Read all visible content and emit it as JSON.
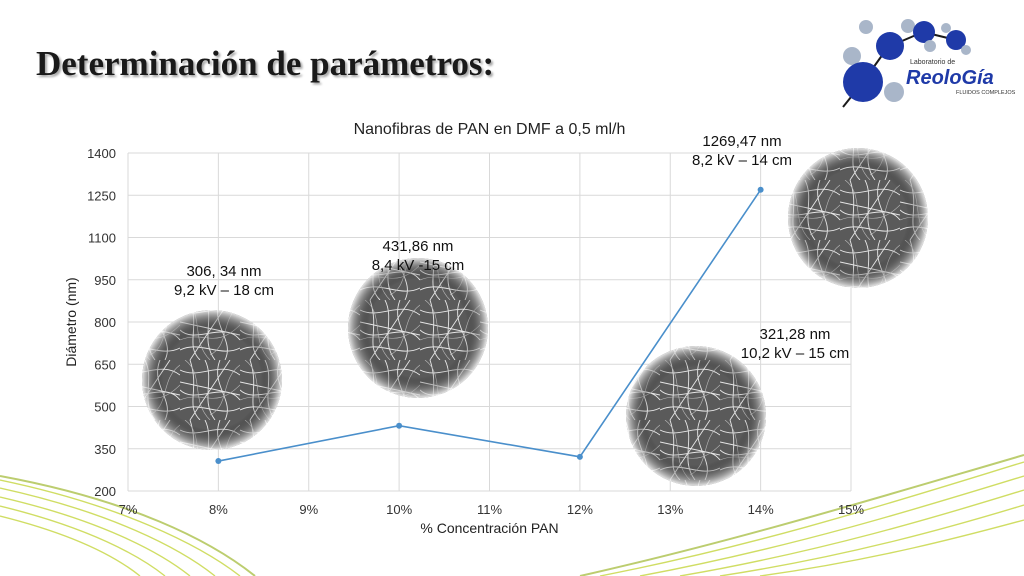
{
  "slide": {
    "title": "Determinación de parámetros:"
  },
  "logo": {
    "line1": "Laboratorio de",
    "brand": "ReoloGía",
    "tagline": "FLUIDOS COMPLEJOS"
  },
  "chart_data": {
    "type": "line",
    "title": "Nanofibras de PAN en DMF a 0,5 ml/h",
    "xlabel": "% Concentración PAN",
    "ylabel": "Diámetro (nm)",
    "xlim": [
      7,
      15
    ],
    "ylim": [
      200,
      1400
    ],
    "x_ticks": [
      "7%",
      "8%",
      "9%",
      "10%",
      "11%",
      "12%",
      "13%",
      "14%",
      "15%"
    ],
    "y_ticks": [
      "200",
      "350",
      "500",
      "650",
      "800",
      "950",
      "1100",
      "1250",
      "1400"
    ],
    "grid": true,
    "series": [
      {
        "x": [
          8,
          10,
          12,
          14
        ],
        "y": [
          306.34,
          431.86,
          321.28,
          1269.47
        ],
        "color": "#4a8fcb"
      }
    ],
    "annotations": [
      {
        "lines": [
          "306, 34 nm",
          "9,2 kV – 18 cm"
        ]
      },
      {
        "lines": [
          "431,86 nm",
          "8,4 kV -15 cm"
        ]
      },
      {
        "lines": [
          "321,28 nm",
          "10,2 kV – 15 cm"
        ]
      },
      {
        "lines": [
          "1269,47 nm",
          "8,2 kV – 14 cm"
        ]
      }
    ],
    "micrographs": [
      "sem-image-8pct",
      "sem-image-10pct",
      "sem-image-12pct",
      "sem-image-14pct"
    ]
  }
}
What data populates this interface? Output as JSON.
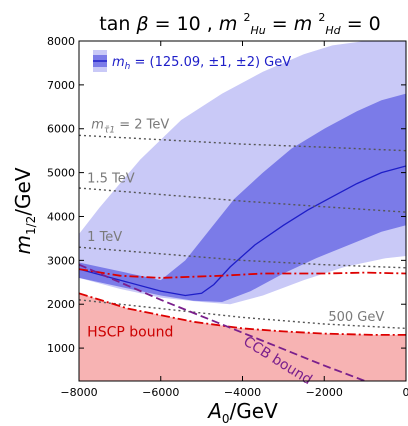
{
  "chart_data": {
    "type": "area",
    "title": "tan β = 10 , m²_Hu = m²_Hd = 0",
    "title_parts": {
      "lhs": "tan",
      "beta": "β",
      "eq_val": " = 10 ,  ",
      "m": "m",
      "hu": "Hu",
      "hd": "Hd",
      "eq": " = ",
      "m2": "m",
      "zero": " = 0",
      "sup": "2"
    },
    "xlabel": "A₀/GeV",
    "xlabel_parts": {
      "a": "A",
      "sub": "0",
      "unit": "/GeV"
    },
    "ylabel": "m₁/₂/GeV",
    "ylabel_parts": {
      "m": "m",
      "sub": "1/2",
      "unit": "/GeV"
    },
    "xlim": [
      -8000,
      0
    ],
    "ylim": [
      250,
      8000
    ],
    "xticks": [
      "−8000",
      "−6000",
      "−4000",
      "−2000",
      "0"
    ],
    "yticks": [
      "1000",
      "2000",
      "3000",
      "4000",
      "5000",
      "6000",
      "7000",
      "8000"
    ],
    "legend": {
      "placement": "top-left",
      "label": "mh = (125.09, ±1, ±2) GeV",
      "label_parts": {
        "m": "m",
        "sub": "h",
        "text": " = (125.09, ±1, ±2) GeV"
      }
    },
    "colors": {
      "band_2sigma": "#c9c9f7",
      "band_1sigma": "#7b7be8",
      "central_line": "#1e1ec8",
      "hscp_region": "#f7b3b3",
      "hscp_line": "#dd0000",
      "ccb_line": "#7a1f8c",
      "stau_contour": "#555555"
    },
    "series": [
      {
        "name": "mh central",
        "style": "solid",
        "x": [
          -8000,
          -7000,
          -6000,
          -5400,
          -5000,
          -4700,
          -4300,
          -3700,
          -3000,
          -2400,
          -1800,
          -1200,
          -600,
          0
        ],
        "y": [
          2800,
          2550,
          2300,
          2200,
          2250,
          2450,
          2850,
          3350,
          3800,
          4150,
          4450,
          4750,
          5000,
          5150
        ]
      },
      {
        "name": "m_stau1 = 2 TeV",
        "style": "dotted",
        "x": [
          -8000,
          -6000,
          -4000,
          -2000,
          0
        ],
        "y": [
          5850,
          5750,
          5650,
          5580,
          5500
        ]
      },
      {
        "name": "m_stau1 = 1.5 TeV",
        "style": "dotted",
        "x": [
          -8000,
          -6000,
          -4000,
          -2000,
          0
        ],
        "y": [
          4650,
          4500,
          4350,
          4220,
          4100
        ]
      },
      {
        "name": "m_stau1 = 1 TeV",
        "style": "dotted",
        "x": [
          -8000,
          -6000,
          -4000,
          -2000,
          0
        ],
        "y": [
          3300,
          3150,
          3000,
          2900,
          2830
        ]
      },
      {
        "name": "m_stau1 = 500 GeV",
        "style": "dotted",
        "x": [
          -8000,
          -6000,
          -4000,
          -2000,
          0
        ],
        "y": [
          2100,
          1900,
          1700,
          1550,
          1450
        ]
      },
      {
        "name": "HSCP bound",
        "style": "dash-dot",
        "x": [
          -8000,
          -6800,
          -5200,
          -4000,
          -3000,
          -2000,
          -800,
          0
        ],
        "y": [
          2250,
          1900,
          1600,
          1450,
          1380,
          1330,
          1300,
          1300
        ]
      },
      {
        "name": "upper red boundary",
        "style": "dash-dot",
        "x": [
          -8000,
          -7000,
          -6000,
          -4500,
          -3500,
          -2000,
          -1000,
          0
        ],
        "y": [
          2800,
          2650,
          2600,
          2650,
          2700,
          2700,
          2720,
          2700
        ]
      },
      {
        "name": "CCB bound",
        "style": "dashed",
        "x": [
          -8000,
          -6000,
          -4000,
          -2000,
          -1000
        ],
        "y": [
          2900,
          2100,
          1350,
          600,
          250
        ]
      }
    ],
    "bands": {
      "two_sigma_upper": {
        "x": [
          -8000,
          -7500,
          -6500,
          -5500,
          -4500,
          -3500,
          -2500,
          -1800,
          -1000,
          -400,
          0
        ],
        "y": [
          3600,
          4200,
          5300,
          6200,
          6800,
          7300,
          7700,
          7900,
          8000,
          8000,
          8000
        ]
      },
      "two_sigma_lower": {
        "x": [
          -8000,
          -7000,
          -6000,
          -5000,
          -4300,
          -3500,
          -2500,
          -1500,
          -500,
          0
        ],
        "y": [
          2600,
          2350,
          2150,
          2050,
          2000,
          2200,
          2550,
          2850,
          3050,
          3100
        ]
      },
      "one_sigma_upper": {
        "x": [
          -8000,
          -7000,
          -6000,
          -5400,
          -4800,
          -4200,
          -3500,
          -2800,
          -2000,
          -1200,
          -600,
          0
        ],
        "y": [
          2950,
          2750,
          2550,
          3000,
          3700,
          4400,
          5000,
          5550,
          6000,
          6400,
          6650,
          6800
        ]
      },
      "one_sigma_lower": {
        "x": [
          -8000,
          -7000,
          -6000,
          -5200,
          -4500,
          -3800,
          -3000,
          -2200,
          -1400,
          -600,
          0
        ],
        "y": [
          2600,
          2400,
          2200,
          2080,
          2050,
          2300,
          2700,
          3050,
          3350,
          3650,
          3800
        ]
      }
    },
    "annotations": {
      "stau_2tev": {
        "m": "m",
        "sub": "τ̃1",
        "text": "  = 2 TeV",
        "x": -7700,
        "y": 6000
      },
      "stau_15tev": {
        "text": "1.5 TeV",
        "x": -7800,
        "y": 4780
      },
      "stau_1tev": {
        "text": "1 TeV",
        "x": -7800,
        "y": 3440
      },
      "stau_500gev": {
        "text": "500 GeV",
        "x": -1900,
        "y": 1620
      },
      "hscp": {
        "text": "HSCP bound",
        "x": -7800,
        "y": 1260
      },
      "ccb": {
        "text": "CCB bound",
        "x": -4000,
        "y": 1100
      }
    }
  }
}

──────────

Without the pictures, write out all of the material exactly.

Reply to the task:
Read all visible content and emit it as JSON.
{
  "slide": {
    "title": "Determinación de parámetros:"
  },
  "logo": {
    "line1": "Laboratorio de",
    "brand": "ReoloGía",
    "tagline": "FLUIDOS COMPLEJOS"
  },
  "chart_data": {
    "type": "line",
    "title": "Nanofibras de PAN en DMF a 0,5 ml/h",
    "xlabel": "% Concentración PAN",
    "ylabel": "Diámetro (nm)",
    "xlim": [
      7,
      15
    ],
    "ylim": [
      200,
      1400
    ],
    "x_ticks": [
      "7%",
      "8%",
      "9%",
      "10%",
      "11%",
      "12%",
      "13%",
      "14%",
      "15%"
    ],
    "y_ticks": [
      "200",
      "350",
      "500",
      "650",
      "800",
      "950",
      "1100",
      "1250",
      "1400"
    ],
    "grid": true,
    "series": [
      {
        "x": [
          8,
          10,
          12,
          14
        ],
        "y": [
          306.34,
          431.86,
          321.28,
          1269.47
        ],
        "color": "#4a8fcb"
      }
    ],
    "annotations": [
      {
        "lines": [
          "306, 34 nm",
          "9,2 kV – 18 cm"
        ]
      },
      {
        "lines": [
          "431,86 nm",
          "8,4 kV -15 cm"
        ]
      },
      {
        "lines": [
          "321,28 nm",
          "10,2 kV – 15 cm"
        ]
      },
      {
        "lines": [
          "1269,47 nm",
          "8,2 kV – 14 cm"
        ]
      }
    ],
    "micrographs": [
      "sem-image-8pct",
      "sem-image-10pct",
      "sem-image-12pct",
      "sem-image-14pct"
    ]
  }
}
What data populates this interface? Output as JSON.
{
  "chart_data": {
    "type": "area",
    "title": "tan β = 10 , m²_Hu = m²_Hd = 0",
    "title_parts": {
      "lhs": "tan",
      "beta": "β",
      "eq_val": " = 10 ,  ",
      "m": "m",
      "hu": "Hu",
      "hd": "Hd",
      "eq": " = ",
      "m2": "m",
      "zero": " = 0",
      "sup": "2"
    },
    "xlabel": "A₀/GeV",
    "xlabel_parts": {
      "a": "A",
      "sub": "0",
      "unit": "/GeV"
    },
    "ylabel": "m₁/₂/GeV",
    "ylabel_parts": {
      "m": "m",
      "sub": "1/2",
      "unit": "/GeV"
    },
    "xlim": [
      -8000,
      0
    ],
    "ylim": [
      250,
      8000
    ],
    "xticks": [
      "−8000",
      "−6000",
      "−4000",
      "−2000",
      "0"
    ],
    "yticks": [
      "1000",
      "2000",
      "3000",
      "4000",
      "5000",
      "6000",
      "7000",
      "8000"
    ],
    "legend": {
      "placement": "top-left",
      "label": "mh = (125.09, ±1, ±2) GeV",
      "label_parts": {
        "m": "m",
        "sub": "h",
        "text": " = (125.09, ±1, ±2) GeV"
      }
    },
    "colors": {
      "band_2sigma": "#c9c9f7",
      "band_1sigma": "#7b7be8",
      "central_line": "#1e1ec8",
      "hscp_region": "#f7b3b3",
      "hscp_line": "#dd0000",
      "ccb_line": "#7a1f8c",
      "stau_contour": "#555555"
    },
    "series": [
      {
        "name": "mh central",
        "style": "solid",
        "x": [
          -8000,
          -7000,
          -6000,
          -5400,
          -5000,
          -4700,
          -4300,
          -3700,
          -3000,
          -2400,
          -1800,
          -1200,
          -600,
          0
        ],
        "y": [
          2800,
          2550,
          2300,
          2200,
          2250,
          2450,
          2850,
          3350,
          3800,
          4150,
          4450,
          4750,
          5000,
          5150
        ]
      },
      {
        "name": "m_stau1 = 2 TeV",
        "style": "dotted",
        "x": [
          -8000,
          -6000,
          -4000,
          -2000,
          0
        ],
        "y": [
          5850,
          5750,
          5650,
          5580,
          5500
        ]
      },
      {
        "name": "m_stau1 = 1.5 TeV",
        "style": "dotted",
        "x": [
          -8000,
          -6000,
          -4000,
          -2000,
          0
        ],
        "y": [
          4650,
          4500,
          4350,
          4220,
          4100
        ]
      },
      {
        "name": "m_stau1 = 1 TeV",
        "style": "dotted",
        "x": [
          -8000,
          -6000,
          -4000,
          -2000,
          0
        ],
        "y": [
          3300,
          3150,
          3000,
          2900,
          2830
        ]
      },
      {
        "name": "m_stau1 = 500 GeV",
        "style": "dotted",
        "x": [
          -8000,
          -6000,
          -4000,
          -2000,
          0
        ],
        "y": [
          2100,
          1900,
          1700,
          1550,
          1450
        ]
      },
      {
        "name": "HSCP bound",
        "style": "dash-dot",
        "x": [
          -8000,
          -6800,
          -5200,
          -4000,
          -3000,
          -2000,
          -800,
          0
        ],
        "y": [
          2250,
          1900,
          1600,
          1450,
          1380,
          1330,
          1300,
          1300
        ]
      },
      {
        "name": "upper red boundary",
        "style": "dash-dot",
        "x": [
          -8000,
          -7000,
          -6000,
          -4500,
          -3500,
          -2000,
          -1000,
          0
        ],
        "y": [
          2800,
          2650,
          2600,
          2650,
          2700,
          2700,
          2720,
          2700
        ]
      },
      {
        "name": "CCB bound",
        "style": "dashed",
        "x": [
          -8000,
          -6000,
          -4000,
          -2000,
          -1000
        ],
        "y": [
          2900,
          2100,
          1350,
          600,
          250
        ]
      }
    ],
    "bands": {
      "two_sigma_upper": {
        "x": [
          -8000,
          -7500,
          -6500,
          -5500,
          -4500,
          -3500,
          -2500,
          -1800,
          -1000,
          -400,
          0
        ],
        "y": [
          3600,
          4200,
          5300,
          6200,
          6800,
          7300,
          7700,
          7900,
          8000,
          8000,
          8000
        ]
      },
      "two_sigma_lower": {
        "x": [
          -8000,
          -7000,
          -6000,
          -5000,
          -4300,
          -3500,
          -2500,
          -1500,
          -500,
          0
        ],
        "y": [
          2600,
          2350,
          2150,
          2050,
          2000,
          2200,
          2550,
          2850,
          3050,
          3100
        ]
      },
      "one_sigma_upper": {
        "x": [
          -8000,
          -7000,
          -6000,
          -5400,
          -4800,
          -4200,
          -3500,
          -2800,
          -2000,
          -1200,
          -600,
          0
        ],
        "y": [
          2950,
          2750,
          2550,
          3000,
          3700,
          4400,
          5000,
          5550,
          6000,
          6400,
          6650,
          6800
        ]
      },
      "one_sigma_lower": {
        "x": [
          -8000,
          -7000,
          -6000,
          -5200,
          -4500,
          -3800,
          -3000,
          -2200,
          -1400,
          -600,
          0
        ],
        "y": [
          2600,
          2400,
          2200,
          2080,
          2050,
          2300,
          2700,
          3050,
          3350,
          3650,
          3800
        ]
      }
    },
    "annotations": {
      "stau_2tev": {
        "m": "m",
        "sub": "τ̃1",
        "text": "  = 2 TeV",
        "x": -7700,
        "y": 6000
      },
      "stau_15tev": {
        "text": "1.5 TeV",
        "x": -7800,
        "y": 4780
      },
      "stau_1tev": {
        "text": "1 TeV",
        "x": -7800,
        "y": 3440
      },
      "stau_500gev": {
        "text": "500 GeV",
        "x": -1900,
        "y": 1620
      },
      "hscp": {
        "text": "HSCP bound",
        "x": -7800,
        "y": 1260
      },
      "ccb": {
        "text": "CCB bound",
        "x": -4000,
        "y": 1100
      }
    }
  }
}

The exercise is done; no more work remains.